> **YOUR OBJECTIVE**
Output a single figure: the number of lines in which the word "ชาญศ" appears.

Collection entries
== == ==
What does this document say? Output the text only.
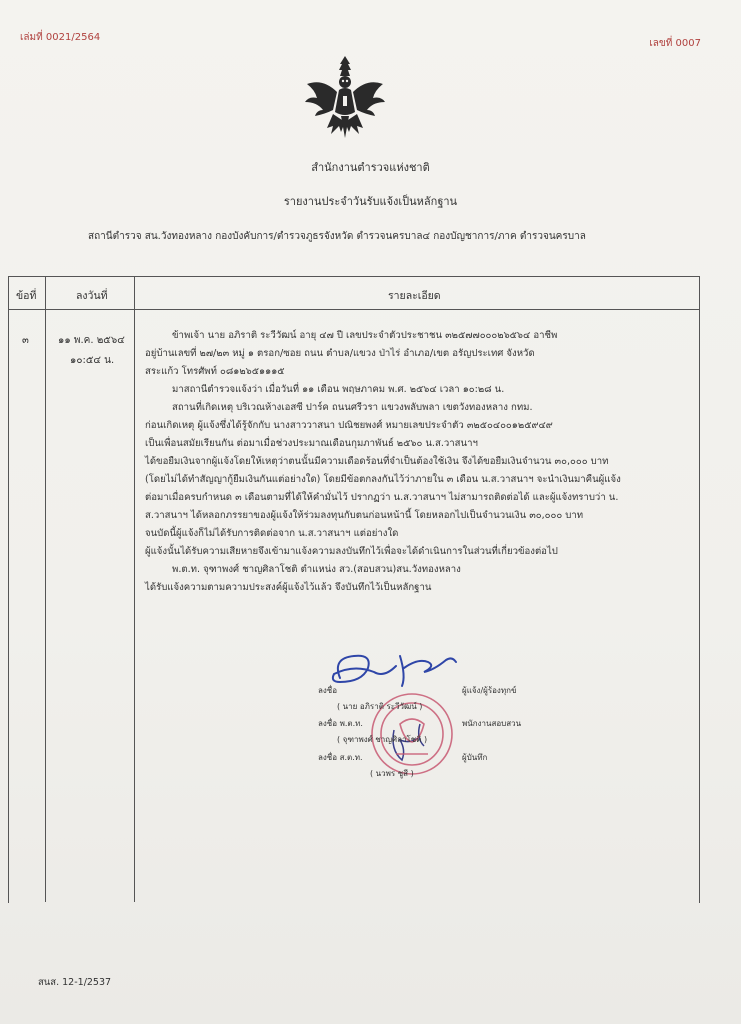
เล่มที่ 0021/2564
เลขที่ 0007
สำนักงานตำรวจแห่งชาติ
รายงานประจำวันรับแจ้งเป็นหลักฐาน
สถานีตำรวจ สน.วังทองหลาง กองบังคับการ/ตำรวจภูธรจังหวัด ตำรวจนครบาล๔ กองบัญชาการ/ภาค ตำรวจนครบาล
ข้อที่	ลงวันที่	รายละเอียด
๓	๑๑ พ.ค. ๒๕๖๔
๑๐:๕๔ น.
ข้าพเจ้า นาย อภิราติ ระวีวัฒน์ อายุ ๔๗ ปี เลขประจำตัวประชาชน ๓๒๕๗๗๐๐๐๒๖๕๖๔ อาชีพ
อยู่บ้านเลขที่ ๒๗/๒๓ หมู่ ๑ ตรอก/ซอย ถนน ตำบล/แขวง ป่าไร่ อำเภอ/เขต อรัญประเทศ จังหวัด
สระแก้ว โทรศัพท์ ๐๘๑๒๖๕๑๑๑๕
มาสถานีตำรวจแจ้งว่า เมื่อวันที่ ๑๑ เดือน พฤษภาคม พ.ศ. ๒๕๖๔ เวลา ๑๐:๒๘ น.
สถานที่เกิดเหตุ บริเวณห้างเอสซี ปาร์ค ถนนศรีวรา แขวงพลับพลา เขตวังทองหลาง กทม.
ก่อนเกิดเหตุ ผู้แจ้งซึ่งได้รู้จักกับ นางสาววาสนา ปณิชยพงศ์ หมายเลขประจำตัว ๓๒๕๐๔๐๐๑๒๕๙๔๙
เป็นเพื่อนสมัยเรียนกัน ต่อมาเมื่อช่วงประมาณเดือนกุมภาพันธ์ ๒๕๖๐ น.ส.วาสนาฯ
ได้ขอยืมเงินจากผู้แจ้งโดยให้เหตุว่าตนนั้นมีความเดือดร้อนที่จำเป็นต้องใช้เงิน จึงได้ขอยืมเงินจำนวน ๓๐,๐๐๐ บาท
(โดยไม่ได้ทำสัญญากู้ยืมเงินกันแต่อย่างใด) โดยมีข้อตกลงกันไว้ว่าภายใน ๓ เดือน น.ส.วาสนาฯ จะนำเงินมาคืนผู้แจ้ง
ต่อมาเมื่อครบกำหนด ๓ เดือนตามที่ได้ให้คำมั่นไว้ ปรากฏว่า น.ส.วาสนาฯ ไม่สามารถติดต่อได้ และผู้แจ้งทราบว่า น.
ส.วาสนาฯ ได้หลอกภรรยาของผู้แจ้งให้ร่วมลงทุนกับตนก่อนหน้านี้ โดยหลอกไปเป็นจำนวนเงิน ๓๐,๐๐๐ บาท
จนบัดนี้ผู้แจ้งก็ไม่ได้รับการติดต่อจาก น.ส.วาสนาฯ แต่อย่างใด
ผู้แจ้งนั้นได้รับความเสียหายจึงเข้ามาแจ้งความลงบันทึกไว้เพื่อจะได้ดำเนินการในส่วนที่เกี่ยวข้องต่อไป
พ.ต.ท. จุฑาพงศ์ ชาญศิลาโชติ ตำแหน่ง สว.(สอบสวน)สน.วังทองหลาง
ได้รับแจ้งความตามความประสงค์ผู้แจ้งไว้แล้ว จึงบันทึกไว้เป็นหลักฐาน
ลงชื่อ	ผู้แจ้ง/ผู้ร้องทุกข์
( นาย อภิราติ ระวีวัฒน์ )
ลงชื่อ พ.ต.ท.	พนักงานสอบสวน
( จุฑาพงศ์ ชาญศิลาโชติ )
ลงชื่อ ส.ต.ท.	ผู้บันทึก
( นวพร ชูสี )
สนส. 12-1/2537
== == ==
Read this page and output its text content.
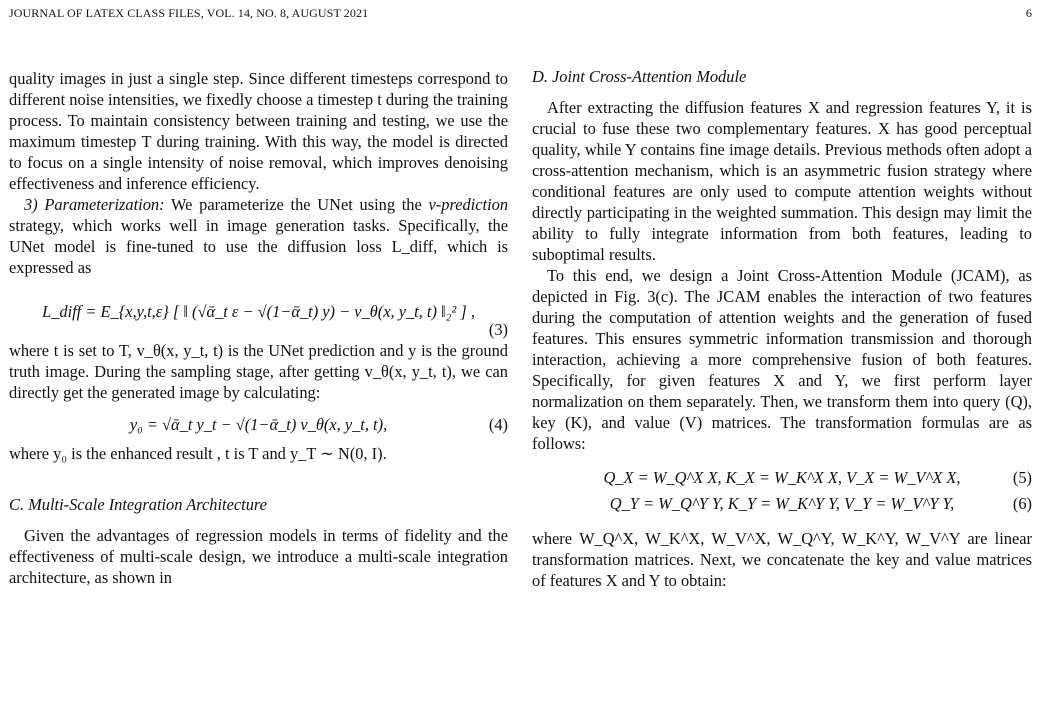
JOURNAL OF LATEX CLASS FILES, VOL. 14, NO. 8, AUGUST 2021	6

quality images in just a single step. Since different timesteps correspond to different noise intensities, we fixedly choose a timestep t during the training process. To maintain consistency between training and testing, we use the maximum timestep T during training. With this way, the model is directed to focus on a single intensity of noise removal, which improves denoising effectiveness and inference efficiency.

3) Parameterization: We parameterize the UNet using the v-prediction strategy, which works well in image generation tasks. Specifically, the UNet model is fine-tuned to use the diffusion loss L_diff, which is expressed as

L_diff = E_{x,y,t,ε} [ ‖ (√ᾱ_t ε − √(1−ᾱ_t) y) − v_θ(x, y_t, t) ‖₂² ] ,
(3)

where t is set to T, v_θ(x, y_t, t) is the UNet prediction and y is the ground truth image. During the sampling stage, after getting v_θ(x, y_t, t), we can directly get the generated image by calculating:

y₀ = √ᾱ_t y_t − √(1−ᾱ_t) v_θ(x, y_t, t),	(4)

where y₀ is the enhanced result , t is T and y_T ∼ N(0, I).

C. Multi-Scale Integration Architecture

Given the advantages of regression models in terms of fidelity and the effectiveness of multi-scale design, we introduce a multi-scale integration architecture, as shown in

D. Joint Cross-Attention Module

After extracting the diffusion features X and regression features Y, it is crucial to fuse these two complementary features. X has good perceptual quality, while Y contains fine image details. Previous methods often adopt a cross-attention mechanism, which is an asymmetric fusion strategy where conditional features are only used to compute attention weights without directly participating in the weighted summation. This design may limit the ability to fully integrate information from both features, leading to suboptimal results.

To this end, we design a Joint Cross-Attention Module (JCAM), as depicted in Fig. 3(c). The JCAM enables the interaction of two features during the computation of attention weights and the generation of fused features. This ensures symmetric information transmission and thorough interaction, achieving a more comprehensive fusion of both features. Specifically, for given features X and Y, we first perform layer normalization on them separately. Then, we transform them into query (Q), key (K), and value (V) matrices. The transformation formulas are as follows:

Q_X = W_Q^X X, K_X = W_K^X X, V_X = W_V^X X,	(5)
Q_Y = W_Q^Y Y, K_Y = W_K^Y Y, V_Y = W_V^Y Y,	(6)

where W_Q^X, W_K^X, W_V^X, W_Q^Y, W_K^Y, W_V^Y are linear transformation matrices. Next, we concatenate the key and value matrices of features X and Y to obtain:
== == ==
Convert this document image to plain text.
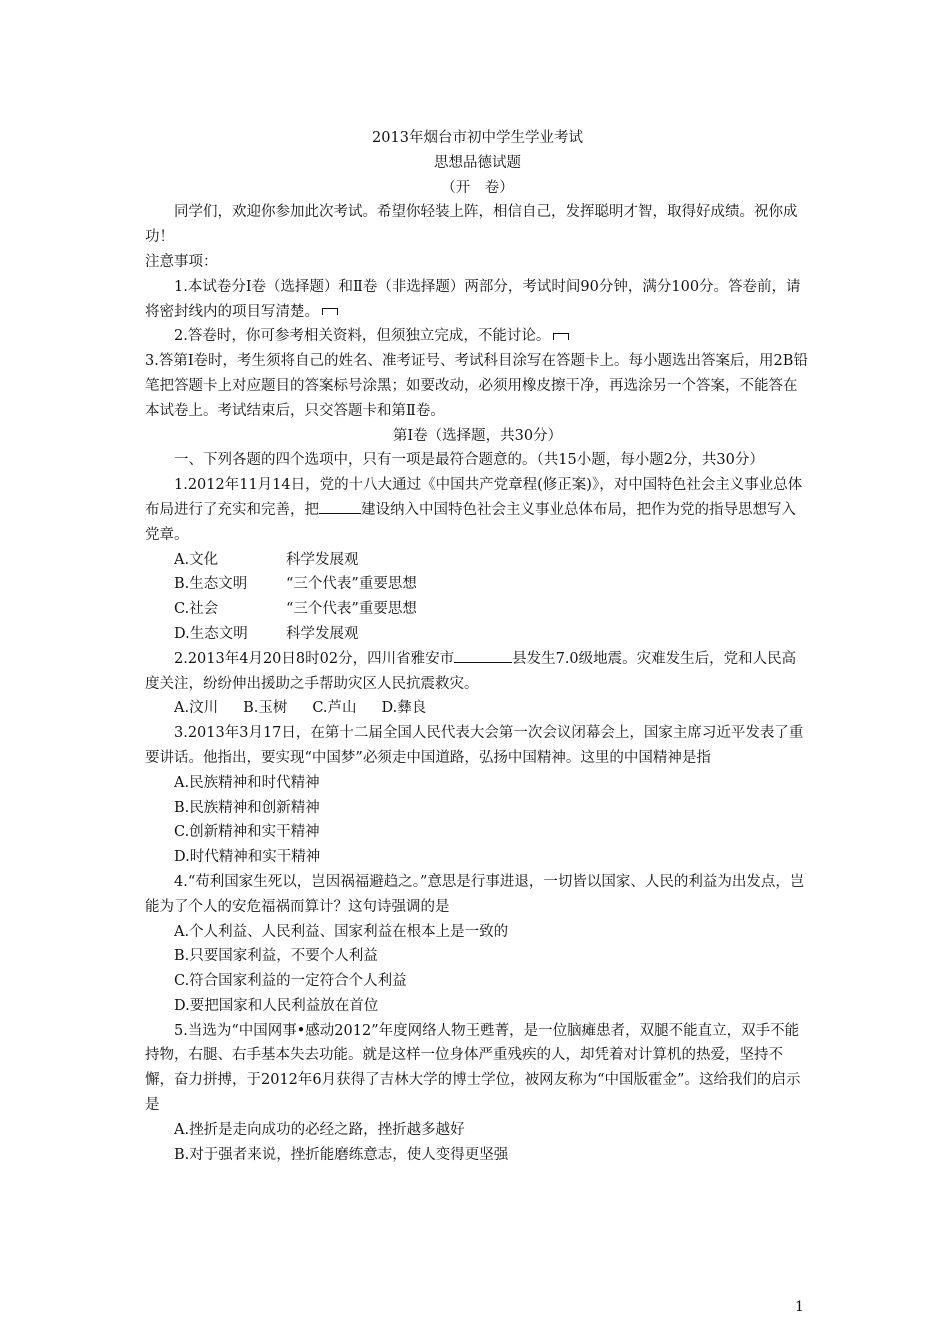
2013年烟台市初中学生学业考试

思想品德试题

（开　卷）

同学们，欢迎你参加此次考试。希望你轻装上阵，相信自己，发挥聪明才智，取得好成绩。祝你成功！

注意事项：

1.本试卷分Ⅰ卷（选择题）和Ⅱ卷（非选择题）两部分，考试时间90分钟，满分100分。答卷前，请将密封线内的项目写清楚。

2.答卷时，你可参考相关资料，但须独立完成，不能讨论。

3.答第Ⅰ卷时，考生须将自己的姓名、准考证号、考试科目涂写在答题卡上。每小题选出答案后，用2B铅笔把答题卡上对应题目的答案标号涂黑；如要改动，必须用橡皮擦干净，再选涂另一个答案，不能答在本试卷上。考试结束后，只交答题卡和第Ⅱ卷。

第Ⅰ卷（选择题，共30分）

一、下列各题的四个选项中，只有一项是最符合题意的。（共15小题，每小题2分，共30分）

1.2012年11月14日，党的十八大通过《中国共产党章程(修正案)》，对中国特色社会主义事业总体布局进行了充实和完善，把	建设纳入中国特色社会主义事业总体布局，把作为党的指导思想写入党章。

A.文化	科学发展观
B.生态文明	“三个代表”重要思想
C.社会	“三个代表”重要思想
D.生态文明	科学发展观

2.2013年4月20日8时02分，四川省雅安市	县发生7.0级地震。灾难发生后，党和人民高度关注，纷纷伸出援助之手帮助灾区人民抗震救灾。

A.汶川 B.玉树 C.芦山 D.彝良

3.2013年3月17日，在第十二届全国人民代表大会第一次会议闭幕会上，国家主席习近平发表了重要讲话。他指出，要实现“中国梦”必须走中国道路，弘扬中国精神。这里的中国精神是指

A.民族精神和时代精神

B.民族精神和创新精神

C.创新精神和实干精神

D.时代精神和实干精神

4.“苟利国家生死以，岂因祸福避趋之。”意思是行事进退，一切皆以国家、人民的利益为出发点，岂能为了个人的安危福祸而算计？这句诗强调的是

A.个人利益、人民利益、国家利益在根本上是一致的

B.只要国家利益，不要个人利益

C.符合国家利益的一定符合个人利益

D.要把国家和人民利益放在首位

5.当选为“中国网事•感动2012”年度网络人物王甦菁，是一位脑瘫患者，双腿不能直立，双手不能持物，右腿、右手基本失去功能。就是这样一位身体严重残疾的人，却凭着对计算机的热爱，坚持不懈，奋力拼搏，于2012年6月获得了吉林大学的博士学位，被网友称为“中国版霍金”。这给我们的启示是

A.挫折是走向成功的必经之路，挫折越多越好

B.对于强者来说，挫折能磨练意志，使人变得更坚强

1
== == ==
> **WRITTEN RESPONSE**
2